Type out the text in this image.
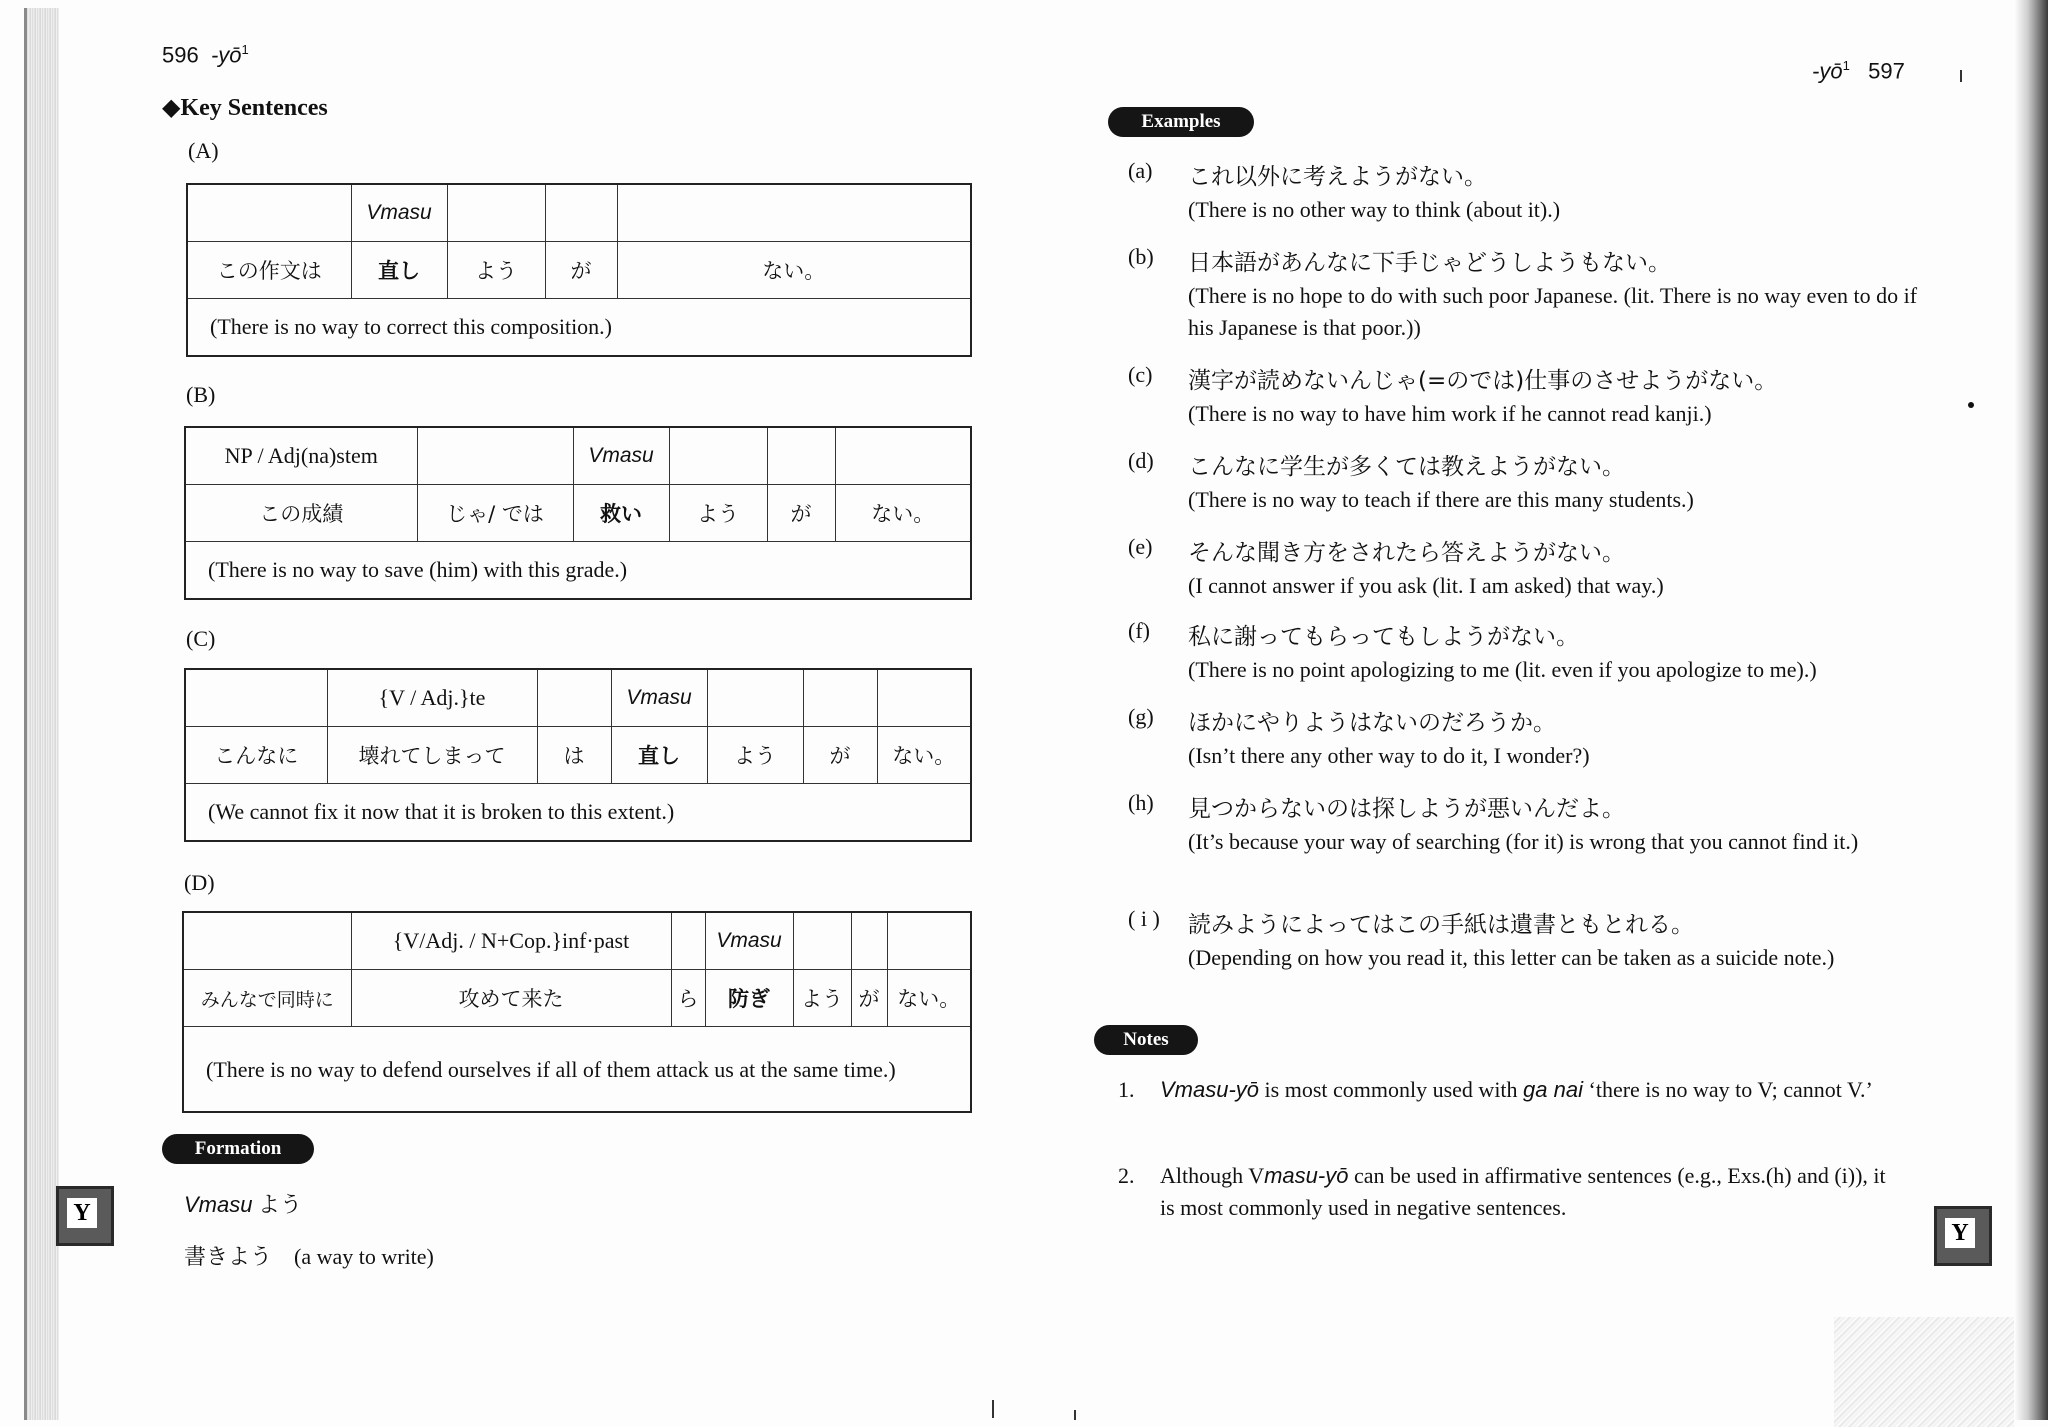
596 $-yō^1$
◆Key Sentences
(A)
	Vmasu			
この作文は	直し	よう	が	ない。
(There is no way to correct this composition.)				
(B)
NP / Adj(na)stem		Vmasu			
この成績	じゃ/ では	救い	よう	が	ない。
(There is no way to save (him) with this grade.)					
(C)
	{V / Adj.}te		Vmasu			
こんなに	壊れてしまって	は	直し	よう	が	ない。
(We cannot fix it now that it is broken to this extent.)						
(D)
	{V/Adj. / N+Cop.}inf·past		Vmasu			
みんなで同時に	攻めて来た	ら	防ぎ	よう	が	ない。
(There is no way to defend ourselves if all of them attack us at the same time.)						
Formation
Vmasu よう
書きよう　(a way to write)
Y
$-yō^1$ 597
Examples
(a) これ以外に考えようがない。
(There is no other way to think (about it).)
(b) 日本語があんなに下手じゃどうしようもない。
(There is no hope to do with such poor Japanese. (lit. There is no way even to do if his Japanese is that poor.))
(c) 漢字が読めないんじゃ(=のでは)仕事のさせようがない。
(There is no way to have him work if he cannot read kanji.)
(d) こんなに学生が多くては教えようがない。
(There is no way to teach if there are this many students.)
(e) そんな聞き方をされたら答えようがない。
(I cannot answer if you ask (lit. I am asked) that way.)
(f) 私に謝ってもらってもしようがない。
(There is no point apologizing to me (lit. even if you apologize to me).)
(g) ほかにやりようはないのだろうか。
(Isn’t there any other way to do it, I wonder?)
(h) 見つからないのは探しようが悪いんだよ。
(It’s because your way of searching (for it) is wrong that you cannot find it.)
( i ) 読みようによってはこの手紙は遺書ともとれる。
(Depending on how you read it, this letter can be taken as a suicide note.)
Notes
1. Vmasu-yō is most commonly used with ga nai ‘there is no way to V; cannot V.’
2. Although Vmasu-yō can be used in affirmative sentences (e.g., Exs.(h) and (i)), it is most commonly used in negative sentences.
Y
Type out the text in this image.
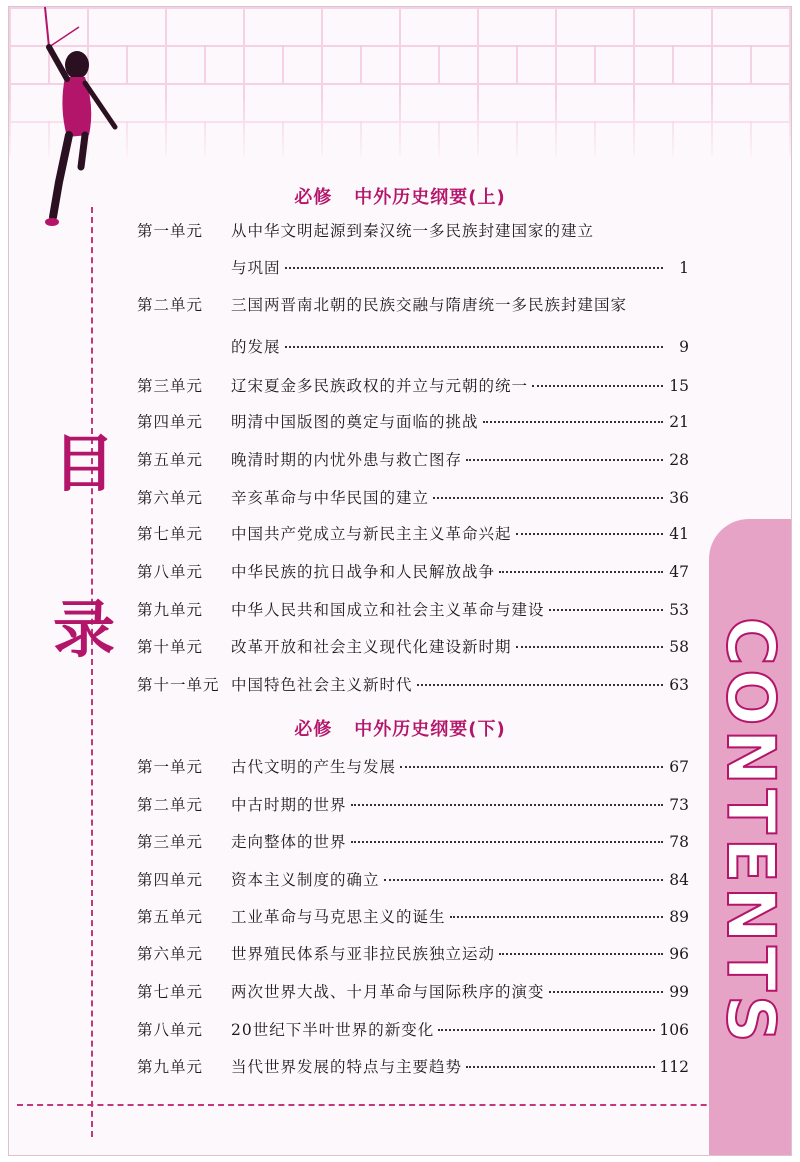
目
录	CONTENTS
必修 中外历史纲要(上)
第一单元	从中华文明起源到秦汉统一多民族封建国家的建立
与巩固	1
第二单元	三国两晋南北朝的民族交融与隋唐统一多民族封建国家
的发展	9
第三单元	辽宋夏金多民族政权的并立与元朝的统一	15
第四单元	明清中国版图的奠定与面临的挑战	21
第五单元	晚清时期的内忧外患与救亡图存	28
第六单元	辛亥革命与中华民国的建立	36
第七单元	中国共产党成立与新民主主义革命兴起	41
第八单元	中华民族的抗日战争和人民解放战争	47
第九单元	中华人民共和国成立和社会主义革命与建设	53
第十单元	改革开放和社会主义现代化建设新时期	58
第十一单元 中国特色社会主义新时代	63
必修 中外历史纲要(下)
第一单元	古代文明的产生与发展	67
第二单元	中古时期的世界	73
第三单元	走向整体的世界	78
第四单元	资本主义制度的确立	84
第五单元	工业革命与马克思主义的诞生	89
第六单元	世界殖民体系与亚非拉民族独立运动	96
第七单元	两次世界大战、十月革命与国际秩序的演变	99
第八单元	20世纪下半叶世界的新变化	106
第九单元	当代世界发展的特点与主要趋势	112
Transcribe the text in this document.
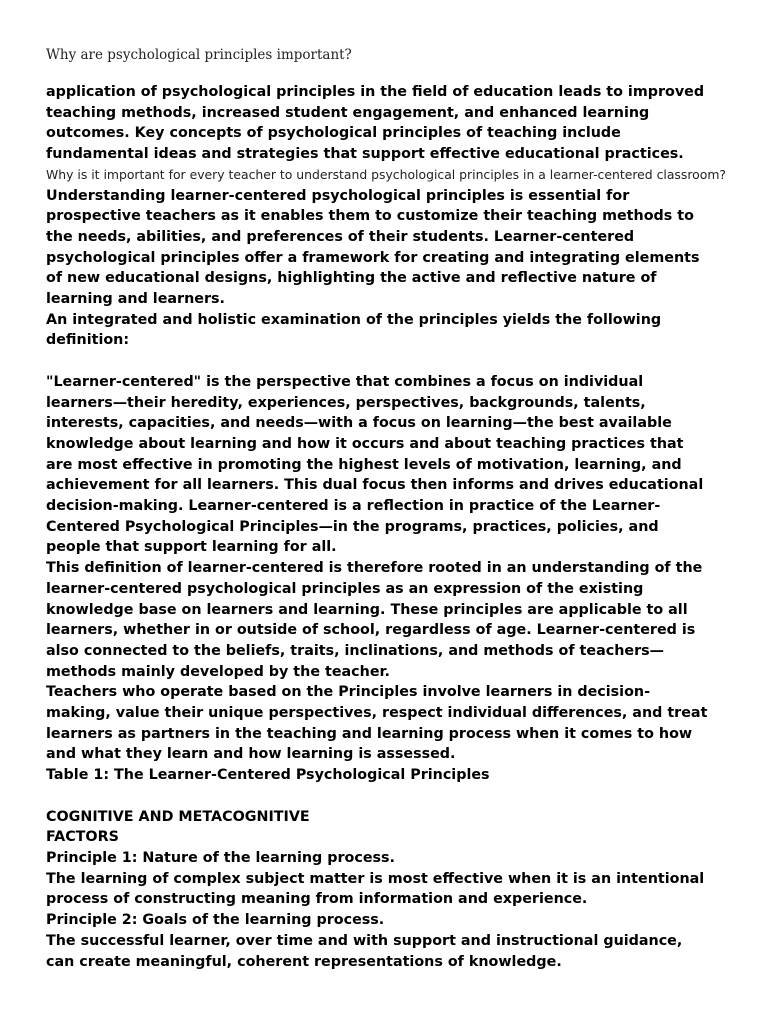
Why are psychological principles important?

application of psychological principles in the field of education leads to improved
teaching methods, increased student engagement, and enhanced learning
outcomes. Key concepts of psychological principles of teaching include
fundamental ideas and strategies that support effective educational practices.

Why is it important for every teacher to understand psychological principles in a learner-centered classroom?

Understanding learner-centered psychological principles is essential for
prospective teachers as it enables them to customize their teaching methods to
the needs, abilities, and preferences of their students. Learner-centered
psychological principles offer a framework for creating and integrating elements
of new educational designs, highlighting the active and reflective nature of
learning and learners.

An integrated and holistic examination of the principles yields the following
definition:

"Learner-centered" is the perspective that combines a focus on individual
learners—their heredity, experiences, perspectives, backgrounds, talents,
interests, capacities, and needs—with a focus on learning—the best available
knowledge about learning and how it occurs and about teaching practices that
are most effective in promoting the highest levels of motivation, learning, and
achievement for all learners. This dual focus then informs and drives educational
decision-making. Learner-centered is a reflection in practice of the Learner-
Centered Psychological Principles—in the programs, practices, policies, and
people that support learning for all.

This definition of learner-centered is therefore rooted in an understanding of the
learner-centered psychological principles as an expression of the existing
knowledge base on learners and learning. These principles are applicable to all
learners, whether in or outside of school, regardless of age. Learner-centered is
also connected to the beliefs, traits, inclinations, and methods of teachers—
methods mainly developed by the teacher.

Teachers who operate based on the Principles involve learners in decision-
making, value their unique perspectives, respect individual differences, and treat
learners as partners in the teaching and learning process when it comes to how
and what they learn and how learning is assessed.

Table 1: The Learner-Centered Psychological Principles

COGNITIVE AND METACOGNITIVE
FACTORS

Principle 1: Nature of the learning process.

The learning of complex subject matter is most effective when it is an intentional
process of constructing meaning from information and experience.

Principle 2: Goals of the learning process.

The successful learner, over time and with support and instructional guidance,
can create meaningful, coherent representations of knowledge.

-=-=-

WHAT IS REQUIRED
Copy all the lines of data exactly as they appear, dropping any images.

SOLUTION TO THIS PROBLEM
Type out the text in this image.
596 $-yō^1$
◆Key Sentences
(A)
	Vmasu			
この作文は	直し	よう	が	ない。
(There is no way to correct this composition.)				
(B)
NP / Adj(na)stem		Vmasu			
この成績	じゃ/ では	救い	よう	が	ない。
(There is no way to save (him) with this grade.)					
(C)
	{V / Adj.}te		Vmasu			
こんなに	壊れてしまって	は	直し	よう	が	ない。
(We cannot fix it now that it is broken to this extent.)						
(D)
	{V/Adj. / N+Cop.}inf·past		Vmasu			
みんなで同時に	攻めて来た	ら	防ぎ	よう	が	ない。
(There is no way to defend ourselves if all of them attack us at the same time.)						
Formation
Vmasu よう
書きよう　(a way to write)
Y
$-yō^1$ 597
Examples
(a) これ以外に考えようがない。
(There is no other way to think (about it).)
(b) 日本語があんなに下手じゃどうしようもない。
(There is no hope to do with such poor Japanese. (lit. There is no way even to do if his Japanese is that poor.))
(c) 漢字が読めないんじゃ(=のでは)仕事のさせようがない。
(There is no way to have him work if he cannot read kanji.)
(d) こんなに学生が多くては教えようがない。
(There is no way to teach if there are this many students.)
(e) そんな聞き方をされたら答えようがない。
(I cannot answer if you ask (lit. I am asked) that way.)
(f) 私に謝ってもらってもしようがない。
(There is no point apologizing to me (lit. even if you apologize to me).)
(g) ほかにやりようはないのだろうか。
(Isn’t there any other way to do it, I wonder?)
(h) 見つからないのは探しようが悪いんだよ。
(It’s because your way of searching (for it) is wrong that you cannot find it.)
( i ) 読みようによってはこの手紙は遺書ともとれる。
(Depending on how you read it, this letter can be taken as a suicide note.)
Notes
1. Vmasu-yō is most commonly used with ga nai ‘there is no way to V; cannot V.’
2. Although Vmasu-yō can be used in affirmative sentences (e.g., Exs.(h) and (i)), it is most commonly used in negative sentences.
Y
Type out the text in this image.
目
录	CONTENTS
必修 中外历史纲要(上)
第一单元	从中华文明起源到秦汉统一多民族封建国家的建立
与巩固	1
第二单元	三国两晋南北朝的民族交融与隋唐统一多民族封建国家
的发展	9
第三单元	辽宋夏金多民族政权的并立与元朝的统一	15
第四单元	明清中国版图的奠定与面临的挑战	21
第五单元	晚清时期的内忧外患与救亡图存	28
第六单元	辛亥革命与中华民国的建立	36
第七单元	中国共产党成立与新民主主义革命兴起	41
第八单元	中华民族的抗日战争和人民解放战争	47
第九单元	中华人民共和国成立和社会主义革命与建设	53
第十单元	改革开放和社会主义现代化建设新时期	58
第十一单元 中国特色社会主义新时代	63
必修 中外历史纲要(下)
第一单元	古代文明的产生与发展	67
第二单元	中古时期的世界	73
第三单元	走向整体的世界	78
第四单元	资本主义制度的确立	84
第五单元	工业革命与马克思主义的诞生	89
第六单元	世界殖民体系与亚非拉民族独立运动	96
第七单元	两次世界大战、十月革命与国际秩序的演变	99
第八单元	20世纪下半叶世界的新变化	106
第九单元	当代世界发展的特点与主要趋势	112
Transcribe the text in this document.
Why are psychological principles important?

application of psychological principles in the field of education leads to improved
teaching methods, increased student engagement, and enhanced learning
outcomes. Key concepts of psychological principles of teaching include
fundamental ideas and strategies that support effective educational practices.

Why is it important for every teacher to understand psychological principles in a learner-centered classroom?

Understanding learner-centered psychological principles is essential for
prospective teachers as it enables them to customize their teaching methods to
the needs, abilities, and preferences of their students. Learner-centered
psychological principles offer a framework for creating and integrating elements
of new educational designs, highlighting the active and reflective nature of
learning and learners.

An integrated and holistic examination of the principles yields the following
definition:

"Learner-centered" is the perspective that combines a focus on individual
learners—their heredity, experiences, perspectives, backgrounds, talents,
interests, capacities, and needs—with a focus on learning—the best available
knowledge about learning and how it occurs and about teaching practices that
are most effective in promoting the highest levels of motivation, learning, and
achievement for all learners. This dual focus then informs and drives educational
decision-making. Learner-centered is a reflection in practice of the Learner-
Centered Psychological Principles—in the programs, practices, policies, and
people that support learning for all.

This definition of learner-centered is therefore rooted in an understanding of the
learner-centered psychological principles as an expression of the existing
knowledge base on learners and learning. These principles are applicable to all
learners, whether in or outside of school, regardless of age. Learner-centered is
also connected to the beliefs, traits, inclinations, and methods of teachers—
methods mainly developed by the teacher.

Teachers who operate based on the Principles involve learners in decision-
making, value their unique perspectives, respect individual differences, and treat
learners as partners in the teaching and learning process when it comes to how
and what they learn and how learning is assessed.

Table 1: The Learner-Centered Psychological Principles

COGNITIVE AND METACOGNITIVE
FACTORS

Principle 1: Nature of the learning process.

The learning of complex subject matter is most effective when it is an intentional
process of constructing meaning from information and experience.

Principle 2: Goals of the learning process.

The successful learner, over time and with support and instructional guidance,
can create meaningful, coherent representations of knowledge.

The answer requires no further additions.